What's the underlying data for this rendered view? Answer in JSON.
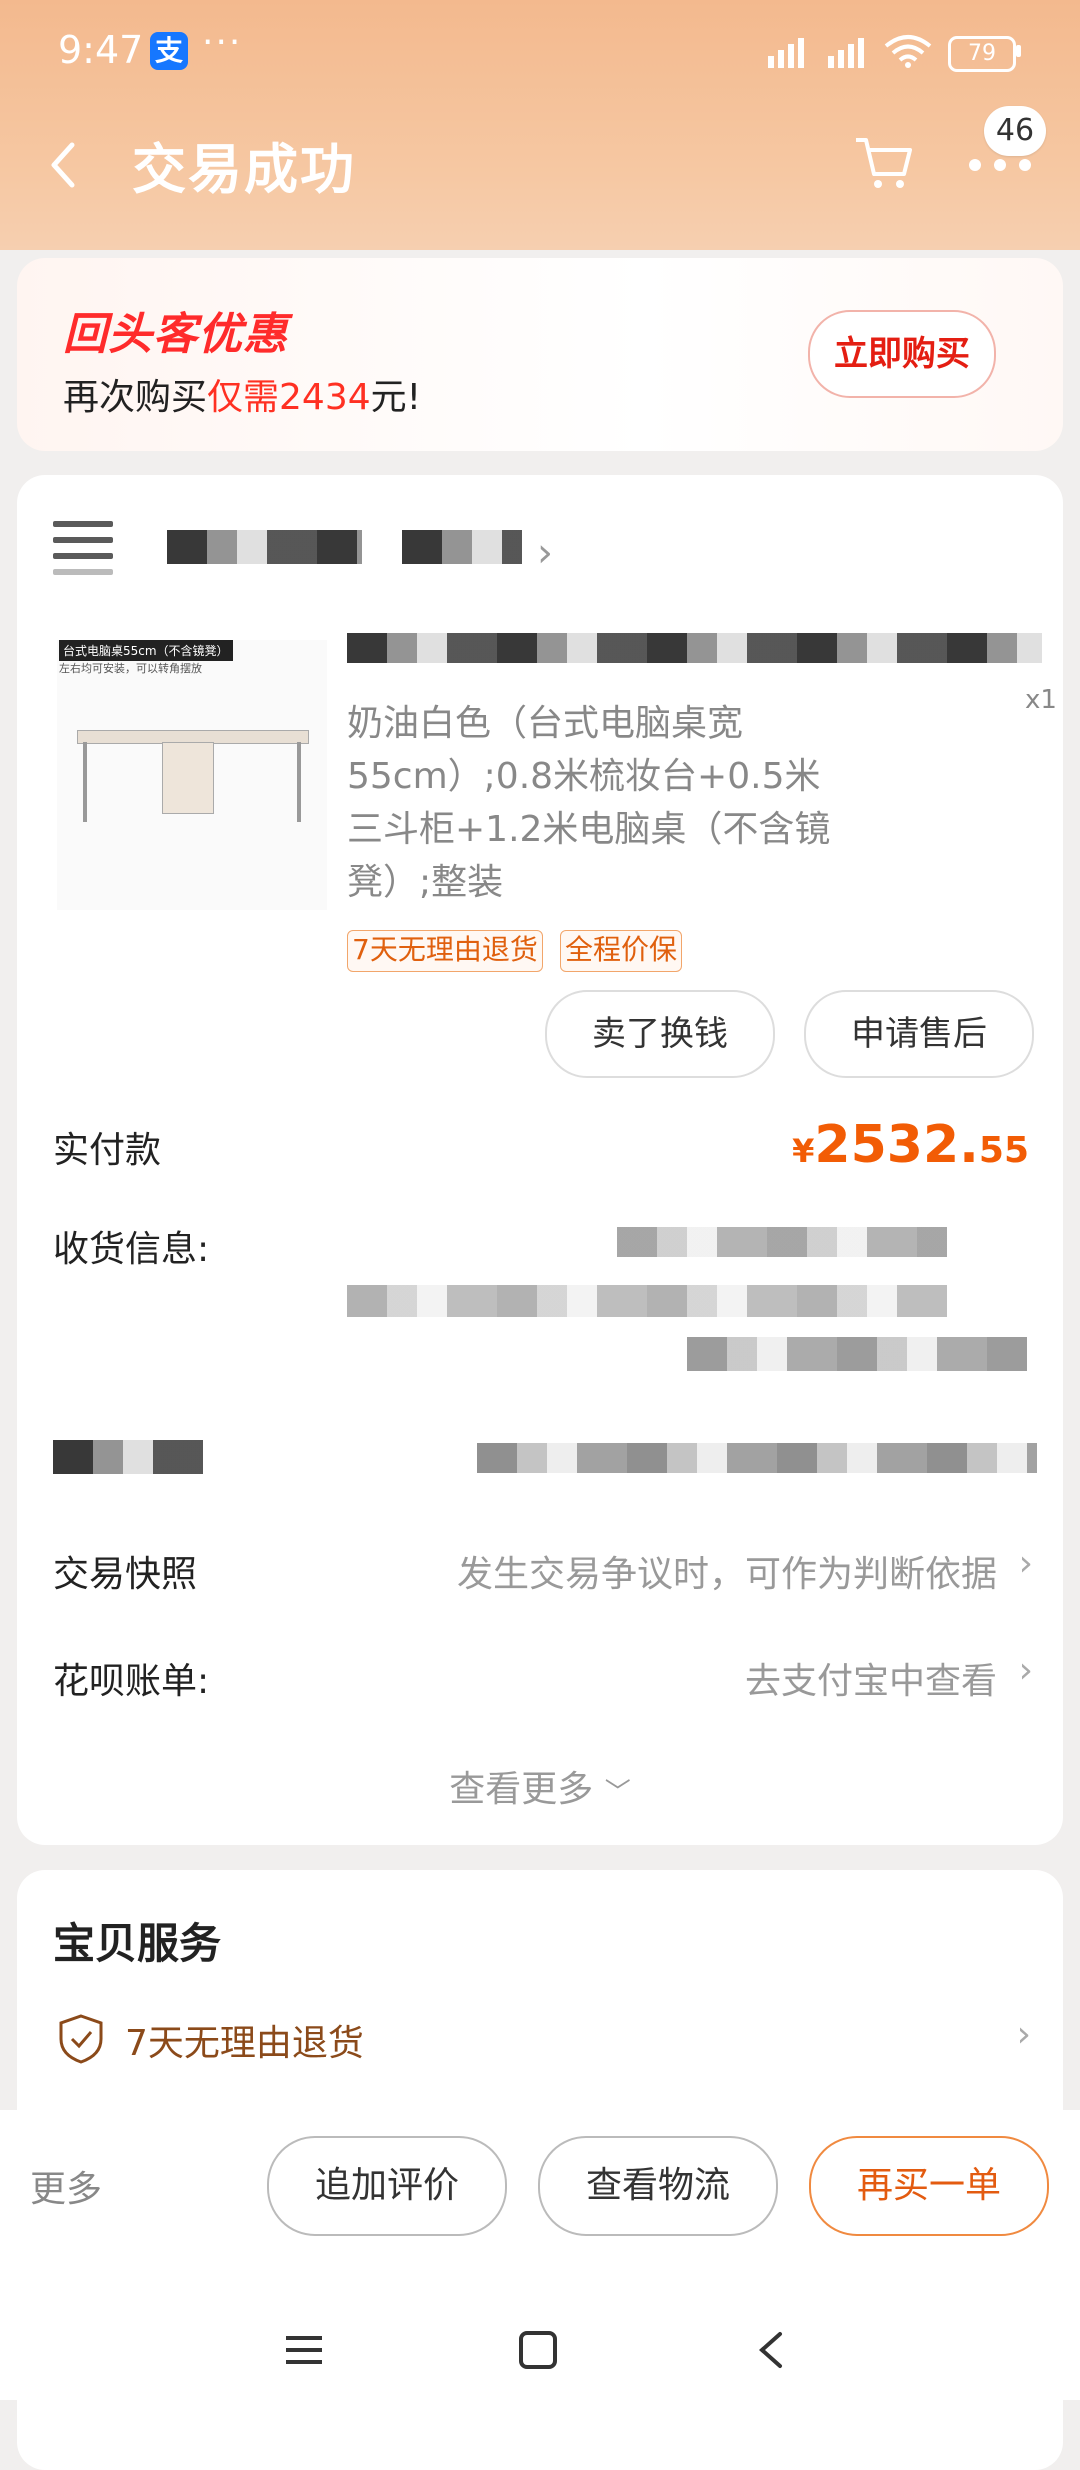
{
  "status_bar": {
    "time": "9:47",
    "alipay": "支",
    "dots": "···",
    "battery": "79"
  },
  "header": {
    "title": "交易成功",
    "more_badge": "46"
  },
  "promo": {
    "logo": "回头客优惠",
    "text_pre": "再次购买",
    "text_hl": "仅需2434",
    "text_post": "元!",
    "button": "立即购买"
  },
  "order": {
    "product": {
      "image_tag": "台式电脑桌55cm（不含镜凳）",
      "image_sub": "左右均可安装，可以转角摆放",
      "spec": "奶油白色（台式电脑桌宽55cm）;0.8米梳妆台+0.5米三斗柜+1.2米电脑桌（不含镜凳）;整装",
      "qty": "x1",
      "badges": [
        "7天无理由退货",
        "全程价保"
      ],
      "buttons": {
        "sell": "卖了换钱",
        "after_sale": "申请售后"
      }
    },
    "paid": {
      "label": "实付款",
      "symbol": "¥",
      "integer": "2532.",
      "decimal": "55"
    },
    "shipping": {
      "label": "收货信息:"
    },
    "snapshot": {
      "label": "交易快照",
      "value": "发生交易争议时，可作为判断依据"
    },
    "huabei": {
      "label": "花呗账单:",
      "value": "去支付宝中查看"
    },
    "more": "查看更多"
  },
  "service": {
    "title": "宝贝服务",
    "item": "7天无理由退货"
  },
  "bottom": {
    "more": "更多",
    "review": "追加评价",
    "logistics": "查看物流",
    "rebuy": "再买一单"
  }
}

• _Given exercise_
Transcribe the material exactly, keeping every word and none of the pictures.

• _The response_
What's the underlying data for this rendered view? Answer in JSON.
{
  "status_bar": {
    "time": "9:47",
    "alipay": "支",
    "dots": "···",
    "battery": "79"
  },
  "header": {
    "title": "交易成功",
    "more_badge": "46"
  },
  "promo": {
    "logo": "回头客优惠",
    "text_pre": "再次购买",
    "text_hl": "仅需2434",
    "text_post": "元!",
    "button": "立即购买"
  },
  "order": {
    "product": {
      "image_tag": "台式电脑桌55cm（不含镜凳）",
      "image_sub": "左右均可安装，可以转角摆放",
      "spec": "奶油白色（台式电脑桌宽55cm）;0.8米梳妆台+0.5米三斗柜+1.2米电脑桌（不含镜凳）;整装",
      "qty": "x1",
      "badges": [
        "7天无理由退货",
        "全程价保"
      ],
      "buttons": {
        "sell": "卖了换钱",
        "after_sale": "申请售后"
      }
    },
    "paid": {
      "label": "实付款",
      "symbol": "¥",
      "integer": "2532.",
      "decimal": "55"
    },
    "shipping": {
      "label": "收货信息:"
    },
    "snapshot": {
      "label": "交易快照",
      "value": "发生交易争议时，可作为判断依据"
    },
    "huabei": {
      "label": "花呗账单:",
      "value": "去支付宝中查看"
    },
    "more": "查看更多"
  },
  "service": {
    "title": "宝贝服务",
    "item": "7天无理由退货"
  },
  "bottom": {
    "more": "更多",
    "review": "追加评价",
    "logistics": "查看物流",
    "rebuy": "再买一单"
  }
}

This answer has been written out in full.